* _WRITTEN PROBLEM_:
Skip the pictures and repeat each line of the data exactly.

* _DATA TO PROCESS_:
**********
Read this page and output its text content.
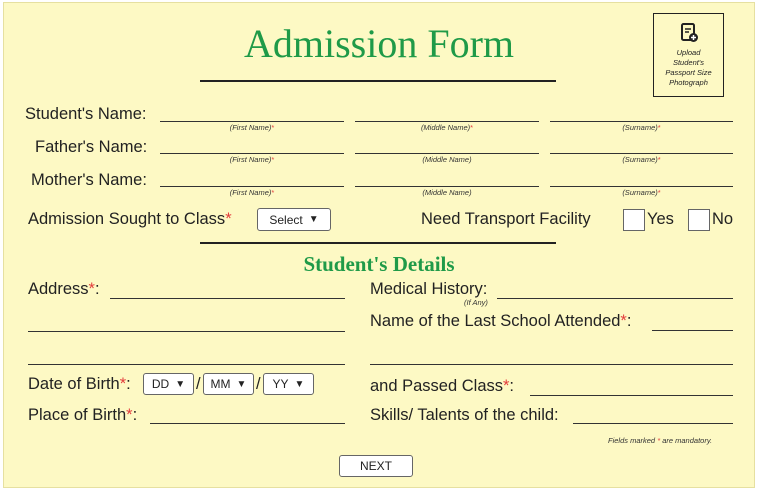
Admission Form	Upload
Student's
Passport Size
Photograph
Student's Name:
(First Name)*	(Middle Name)*	(Surname)*
Father's Name:
(First Name)*	(Middle Name)	(Surname)*
Mother's Name:
(First Name)*	(Middle Name)	(Surname)*
Admission Sought to Class*	Select ▼	Need Transport Facility	Yes No
Student's Details
Address*:	Medical History:
(If Any)
Name of the Last School Attended*:
Date of Birth*: DD ▼ / MM ▼ / YY ▼	and Passed Class*:
Place of Birth*:	Skills/ Talents of the child:
Fields marked * are mandatory.
NEXT
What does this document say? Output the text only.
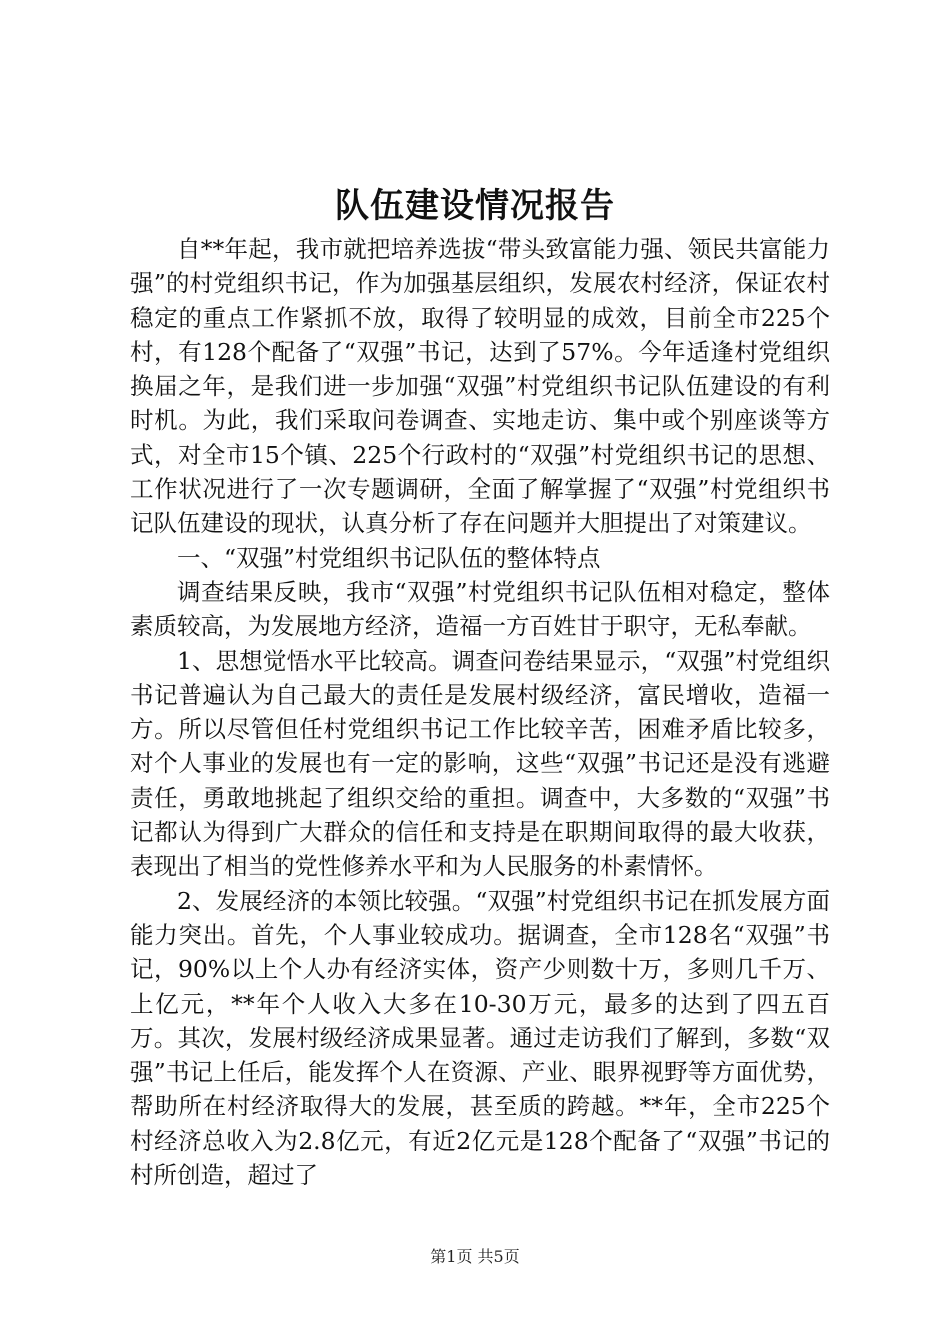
队伍建设情况报告

自**年起，我市就把培养选拔“带头致富能力强、领民共富能力强”的村党组织书记，作为加强基层组织，发展农村经济，保证农村稳定的重点工作紧抓不放，取得了较明显的成效，目前全市225个村，有128个配备了“双强”书记，达到了57%。今年适逢村党组织换届之年，是我们进一步加强“双强”村党组织书记队伍建设的有利时机。为此，我们采取问卷调查、实地走访、集中或个别座谈等方式，对全市15个镇、225个行政村的“双强”村党组织书记的思想、工作状况进行了一次专题调研，全面了解掌握了“双强”村党组织书记队伍建设的现状，认真分析了存在问题并大胆提出了对策建议。

一、“双强”村党组织书记队伍的整体特点

调查结果反映，我市“双强”村党组织书记队伍相对稳定，整体素质较高，为发展地方经济，造福一方百姓甘于职守，无私奉献。

1、思想觉悟水平比较高。调查问卷结果显示，“双强”村党组织书记普遍认为自己最大的责任是发展村级经济，富民增收，造福一方。所以尽管但任村党组织书记工作比较辛苦，困难矛盾比较多，对个人事业的发展也有一定的影响，这些“双强”书记还是没有逃避责任，勇敢地挑起了组织交给的重担。调查中，大多数的“双强”书记都认为得到广大群众的信任和支持是在职期间取得的最大收获，表现出了相当的党性修养水平和为人民服务的朴素情怀。

2、发展经济的本领比较强。“双强”村党组织书记在抓发展方面能力突出。首先，个人事业较成功。据调查，全市128名“双强”书记，90%以上个人办有经济实体，资产少则数十万，多则几千万、上亿元，**年个人收入大多在10-30万元，最多的达到了四五百万。其次，发展村级经济成果显著。通过走访我们了解到，多数“双强”书记上任后，能发挥个人在资源、产业、眼界视野等方面优势，帮助所在村经济取得大的发展，甚至质的跨越。**年，全市225个村经济总收入为2.8亿元，有近2亿元是128个配备了“双强”书记的村所创造，超过了

第1页 共5页
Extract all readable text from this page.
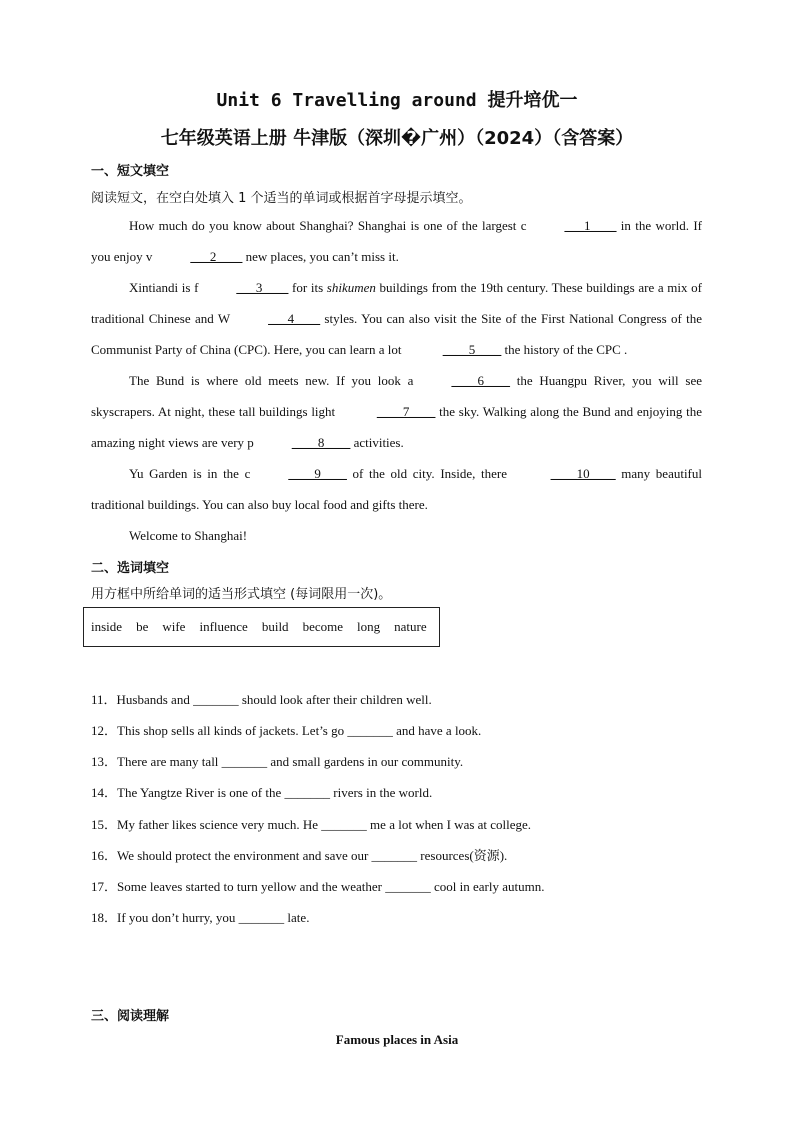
Unit 6 Travelling around 提升培优一
七年级英语上册 牛津版（深圳�广州）（2024）（含答案）
一、短文填空
阅读短文，在空白处填入 1 个适当的单词或根据首字母提示填空。

How much do you know about Shanghai? Shanghai is one of the largest c	___1____ in the world. If you enjoy v	___2____ new places, you can’t miss it.

Xintiandi is f	___3____ for its shikumen buildings from the 19th century. These buildings are a mix of traditional Chinese and W	___4____ styles. You can also visit the Site of the First National Congress of the Communist Party of China (CPC). Here, you can learn a lot	____5____ the history of the CPC .

The Bund is where old meets new. If you look a	____6____ the Huangpu River, you will see skyscrapers. At night, these tall buildings light	____7____ the sky. Walking along the Bund and enjoying the amazing night views are very p	____8____ activities.

Yu Garden is in the c	____9____ of the old city. Inside, there	____10____ many beautiful traditional buildings. You can also buy local food and gifts there.

Welcome to Shanghai!

二、选词填空
用方框中所给单词的适当形式填空 (每词限用一次)。
inside be wife influence build become long nature
11．Husbands and _______ should look after their children well.
12．This shop sells all kinds of jackets. Let’s go _______ and have a look.
13．There are many tall _______ and small gardens in our community.
14．The Yangtze River is one of the _______ rivers in the world.
15．My father likes science very much. He _______ me a lot when I was at college.
16．We should protect the environment and save our _______ resources(资源).
17．Some leaves started to turn yellow and the weather _______ cool in early autumn.
18．If you don’t hurry, you _______ late.
三、阅读理解
Famous places in Asia
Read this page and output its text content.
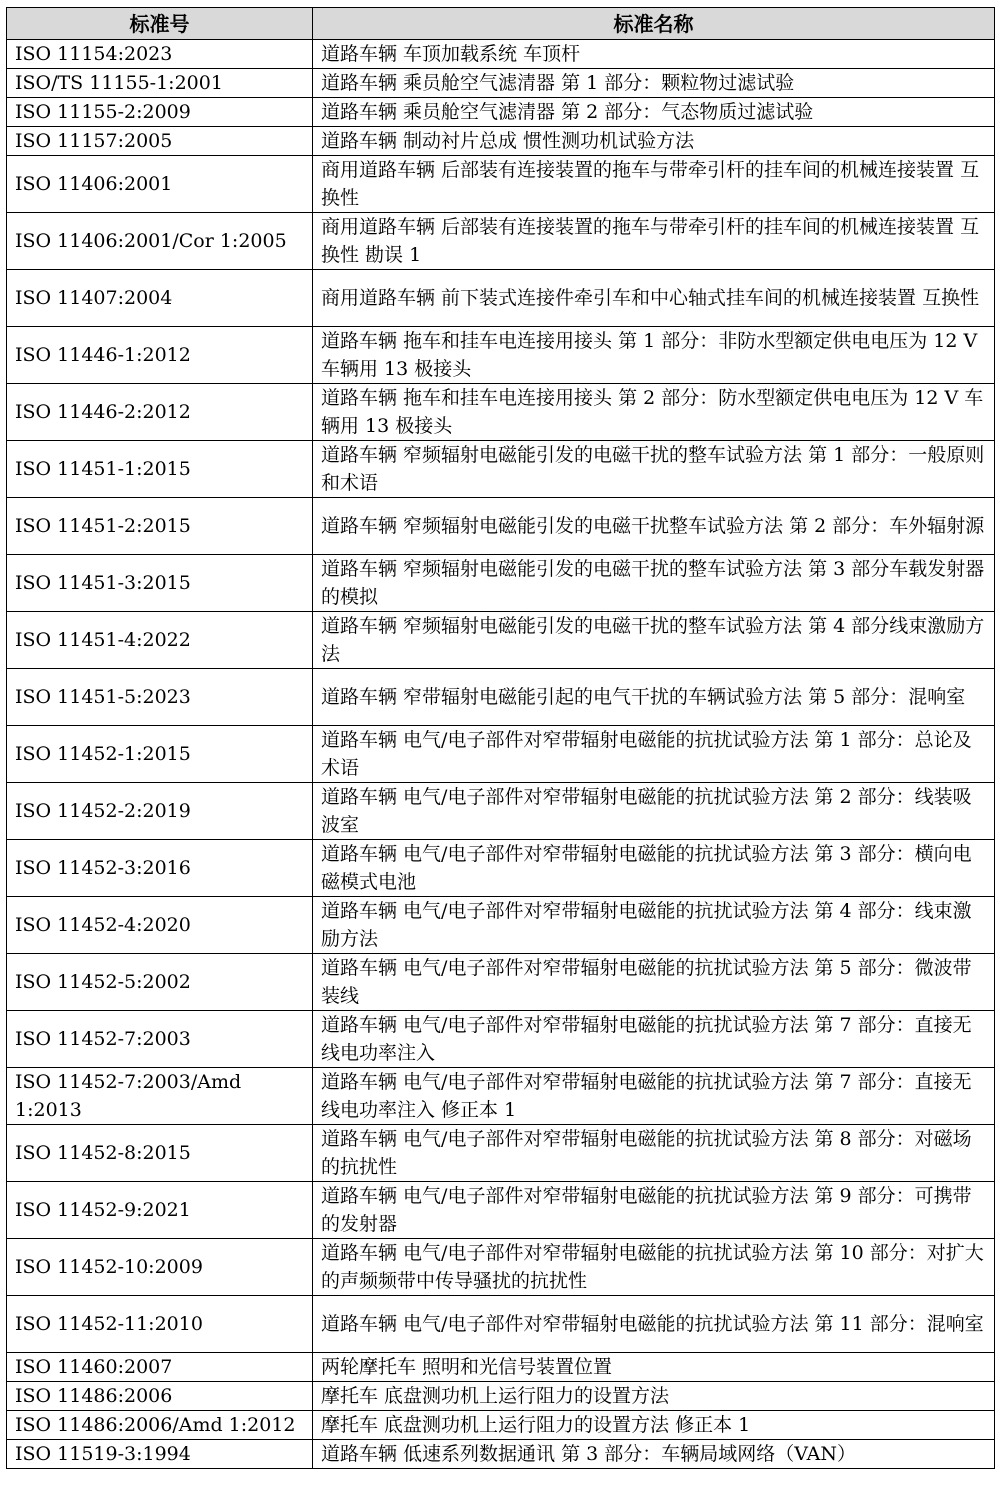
标准号	标准名称
ISO 11154:2023	道路车辆 车顶加载系统 车顶杆
ISO/TS 11155-1:2001	道路车辆 乘员舱空气滤清器 第 1 部分：颗粒物过滤试验
ISO 11155-2:2009	道路车辆 乘员舱空气滤清器 第 2 部分：气态物质过滤试验
ISO 11157:2005	道路车辆 制动衬片总成 惯性测功机试验方法
ISO 11406:2001	商用道路车辆 后部装有连接装置的拖车与带牵引杆的挂车间的机械连接装置 互换性
ISO 11406:2001/Cor 1:2005	商用道路车辆 后部装有连接装置的拖车与带牵引杆的挂车间的机械连接装置 互换性 勘误 1
ISO 11407:2004	商用道路车辆 前下装式连接件牵引车和中心轴式挂车间的机械连接装置 互换性
ISO 11446-1:2012	道路车辆 拖车和挂车电连接用接头 第 1 部分：非防水型额定供电电压为 12 V 车辆用 13 极接头
ISO 11446-2:2012	道路车辆 拖车和挂车电连接用接头 第 2 部分：防水型额定供电电压为 12 V 车辆用 13 极接头
ISO 11451-1:2015	道路车辆 窄频辐射电磁能引发的电磁干扰的整车试验方法 第 1 部分：一般原则和术语
ISO 11451-2:2015	道路车辆 窄频辐射电磁能引发的电磁干扰整车试验方法 第 2 部分：车外辐射源
ISO 11451-3:2015	道路车辆 窄频辐射电磁能引发的电磁干扰的整车试验方法 第 3 部分车载发射器的模拟
ISO 11451-4:2022	道路车辆 窄频辐射电磁能引发的电磁干扰的整车试验方法 第 4 部分线束激励方法
ISO 11451-5:2023	道路车辆 窄带辐射电磁能引起的电气干扰的车辆试验方法 第 5 部分：混响室
ISO 11452-1:2015	道路车辆 电气/电子部件对窄带辐射电磁能的抗扰试验方法 第 1 部分：总论及术语
ISO 11452-2:2019	道路车辆 电气/电子部件对窄带辐射电磁能的抗扰试验方法 第 2 部分：线装吸波室
ISO 11452-3:2016	道路车辆 电气/电子部件对窄带辐射电磁能的抗扰试验方法 第 3 部分：横向电磁模式电池
ISO 11452-4:2020	道路车辆 电气/电子部件对窄带辐射电磁能的抗扰试验方法 第 4 部分：线束激励方法
ISO 11452-5:2002	道路车辆 电气/电子部件对窄带辐射电磁能的抗扰试验方法 第 5 部分：微波带装线
ISO 11452-7:2003	道路车辆 电气/电子部件对窄带辐射电磁能的抗扰试验方法 第 7 部分：直接无线电功率注入
ISO 11452-7:2003/Amd 1:2013	道路车辆 电气/电子部件对窄带辐射电磁能的抗扰试验方法 第 7 部分：直接无线电功率注入 修正本 1
ISO 11452-8:2015	道路车辆 电气/电子部件对窄带辐射电磁能的抗扰试验方法 第 8 部分：对磁场的抗扰性
ISO 11452-9:2021	道路车辆 电气/电子部件对窄带辐射电磁能的抗扰试验方法 第 9 部分：可携带的发射器
ISO 11452-10:2009	道路车辆 电气/电子部件对窄带辐射电磁能的抗扰试验方法 第 10 部分：对扩大的声频频带中传导骚扰的抗扰性
ISO 11452-11:2010	道路车辆 电气/电子部件对窄带辐射电磁能的抗扰试验方法 第 11 部分：混响室
ISO 11460:2007	两轮摩托车 照明和光信号装置位置
ISO 11486:2006	摩托车 底盘测功机上运行阻力的设置方法
ISO 11486:2006/Amd 1:2012	摩托车 底盘测功机上运行阻力的设置方法 修正本 1
ISO 11519-3:1994	道路车辆 低速系列数据通讯 第 3 部分：车辆局域网络（VAN）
**********
* _COMPLETE OUTPUT_:
Read this page and output its text content.
Admission Form	Upload
Student's
Passport Size
Photograph
Student's Name:
(First Name)*	(Middle Name)*	(Surname)*
Father's Name:
(First Name)*	(Middle Name)	(Surname)*
Mother's Name:
(First Name)*	(Middle Name)	(Surname)*
Admission Sought to Class*	Select ▼	Need Transport Facility	Yes No
Student's Details
Address*:	Medical History:
(If Any)
Name of the Last School Attended*:
Date of Birth*: DD ▼ / MM ▼ / YY ▼	and Passed Class*:
Place of Birth*:	Skills/ Talents of the child:
Fields marked * are mandatory.
NEXT
What does this document say? Output the text only.
队伍建设情况报告

自**年起，我市就把培养选拔“带头致富能力强、领民共富能力强”的村党组织书记，作为加强基层组织，发展农村经济，保证农村稳定的重点工作紧抓不放，取得了较明显的成效，目前全市225个村，有128个配备了“双强”书记，达到了57%。今年适逢村党组织换届之年，是我们进一步加强“双强”村党组织书记队伍建设的有利时机。为此，我们采取问卷调查、实地走访、集中或个别座谈等方式，对全市15个镇、225个行政村的“双强”村党组织书记的思想、工作状况进行了一次专题调研，全面了解掌握了“双强”村党组织书记队伍建设的现状，认真分析了存在问题并大胆提出了对策建议。

一、“双强”村党组织书记队伍的整体特点

调查结果反映，我市“双强”村党组织书记队伍相对稳定，整体素质较高，为发展地方经济，造福一方百姓甘于职守，无私奉献。

1、思想觉悟水平比较高。调查问卷结果显示，“双强”村党组织书记普遍认为自己最大的责任是发展村级经济，富民增收，造福一方。所以尽管但任村党组织书记工作比较辛苦，困难矛盾比较多，对个人事业的发展也有一定的影响，这些“双强”书记还是没有逃避责任，勇敢地挑起了组织交给的重担。调查中，大多数的“双强”书记都认为得到广大群众的信任和支持是在职期间取得的最大收获，表现出了相当的党性修养水平和为人民服务的朴素情怀。

2、发展经济的本领比较强。“双强”村党组织书记在抓发展方面能力突出。首先，个人事业较成功。据调查，全市128名“双强”书记，90%以上个人办有经济实体，资产少则数十万，多则几千万、上亿元，**年个人收入大多在10-30万元，最多的达到了四五百万。其次，发展村级经济成果显著。通过走访我们了解到，多数“双强”书记上任后，能发挥个人在资源、产业、眼界视野等方面优势，帮助所在村经济取得大的发展，甚至质的跨越。**年，全市225个村经济总收入为2.8亿元，有近2亿元是128个配备了“双强”书记的村所创造，超过了

第1页 共5页
Extract all readable text from this page.
Unit 6 Travelling around 提升培优一
七年级英语上册 牛津版（深圳�广州）（2024）（含答案）
一、短文填空
阅读短文，在空白处填入 1 个适当的单词或根据首字母提示填空。

How much do you know about Shanghai? Shanghai is one of the largest c	___1____ in the world. If you enjoy v	___2____ new places, you can’t miss it.

Xintiandi is f	___3____ for its shikumen buildings from the 19th century. These buildings are a mix of traditional Chinese and W	___4____ styles. You can also visit the Site of the First National Congress of the Communist Party of China (CPC). Here, you can learn a lot	____5____ the history of the CPC .

The Bund is where old meets new. If you look a	____6____ the Huangpu River, you will see skyscrapers. At night, these tall buildings light	____7____ the sky. Walking along the Bund and enjoying the amazing night views are very p	____8____ activities.

Yu Garden is in the c	____9____ of the old city. Inside, there	____10____ many beautiful traditional buildings. You can also buy local food and gifts there.

Welcome to Shanghai!

二、选词填空
用方框中所给单词的适当形式填空 (每词限用一次)。
inside be wife influence build become long nature
11．Husbands and _______ should look after their children well.
12．This shop sells all kinds of jackets. Let’s go _______ and have a look.
13．There are many tall _______ and small gardens in our community.
14．The Yangtze River is one of the _______ rivers in the world.
15．My father likes science very much. He _______ me a lot when I was at college.
16．We should protect the environment and save our _______ resources(资源).
17．Some leaves started to turn yellow and the weather _______ cool in early autumn.
18．If you don’t hurry, you _______ late.
三、阅读理解
Famous places in Asia
Read this page and output its text content.
标准号	标准名称
ISO 11154:2023	道路车辆 车顶加载系统 车顶杆
ISO/TS 11155-1:2001	道路车辆 乘员舱空气滤清器 第 1 部分：颗粒物过滤试验
ISO 11155-2:2009	道路车辆 乘员舱空气滤清器 第 2 部分：气态物质过滤试验
ISO 11157:2005	道路车辆 制动衬片总成 惯性测功机试验方法
ISO 11406:2001	商用道路车辆 后部装有连接装置的拖车与带牵引杆的挂车间的机械连接装置 互换性
ISO 11406:2001/Cor 1:2005	商用道路车辆 后部装有连接装置的拖车与带牵引杆的挂车间的机械连接装置 互换性 勘误 1
ISO 11407:2004	商用道路车辆 前下装式连接件牵引车和中心轴式挂车间的机械连接装置 互换性
ISO 11446-1:2012	道路车辆 拖车和挂车电连接用接头 第 1 部分：非防水型额定供电电压为 12 V 车辆用 13 极接头
ISO 11446-2:2012	道路车辆 拖车和挂车电连接用接头 第 2 部分：防水型额定供电电压为 12 V 车辆用 13 极接头
ISO 11451-1:2015	道路车辆 窄频辐射电磁能引发的电磁干扰的整车试验方法 第 1 部分：一般原则和术语
ISO 11451-2:2015	道路车辆 窄频辐射电磁能引发的电磁干扰整车试验方法 第 2 部分：车外辐射源
ISO 11451-3:2015	道路车辆 窄频辐射电磁能引发的电磁干扰的整车试验方法 第 3 部分车载发射器的模拟
ISO 11451-4:2022	道路车辆 窄频辐射电磁能引发的电磁干扰的整车试验方法 第 4 部分线束激励方法
ISO 11451-5:2023	道路车辆 窄带辐射电磁能引起的电气干扰的车辆试验方法 第 5 部分：混响室
ISO 11452-1:2015	道路车辆 电气/电子部件对窄带辐射电磁能的抗扰试验方法 第 1 部分：总论及术语
ISO 11452-2:2019	道路车辆 电气/电子部件对窄带辐射电磁能的抗扰试验方法 第 2 部分：线装吸波室
ISO 11452-3:2016	道路车辆 电气/电子部件对窄带辐射电磁能的抗扰试验方法 第 3 部分：横向电磁模式电池
ISO 11452-4:2020	道路车辆 电气/电子部件对窄带辐射电磁能的抗扰试验方法 第 4 部分：线束激励方法
ISO 11452-5:2002	道路车辆 电气/电子部件对窄带辐射电磁能的抗扰试验方法 第 5 部分：微波带装线
ISO 11452-7:2003	道路车辆 电气/电子部件对窄带辐射电磁能的抗扰试验方法 第 7 部分：直接无线电功率注入
ISO 11452-7:2003/Amd 1:2013	道路车辆 电气/电子部件对窄带辐射电磁能的抗扰试验方法 第 7 部分：直接无线电功率注入 修正本 1
ISO 11452-8:2015	道路车辆 电气/电子部件对窄带辐射电磁能的抗扰试验方法 第 8 部分：对磁场的抗扰性
ISO 11452-9:2021	道路车辆 电气/电子部件对窄带辐射电磁能的抗扰试验方法 第 9 部分：可携带的发射器
ISO 11452-10:2009	道路车辆 电气/电子部件对窄带辐射电磁能的抗扰试验方法 第 10 部分：对扩大的声频频带中传导骚扰的抗扰性
ISO 11452-11:2010	道路车辆 电气/电子部件对窄带辐射电磁能的抗扰试验方法 第 11 部分：混响室
ISO 11460:2007	两轮摩托车 照明和光信号装置位置
ISO 11486:2006	摩托车 底盘测功机上运行阻力的设置方法
ISO 11486:2006/Amd 1:2012	摩托车 底盘测功机上运行阻力的设置方法 修正本 1
ISO 11519-3:1994	道路车辆 低速系列数据通讯 第 3 部分：车辆局域网络（VAN）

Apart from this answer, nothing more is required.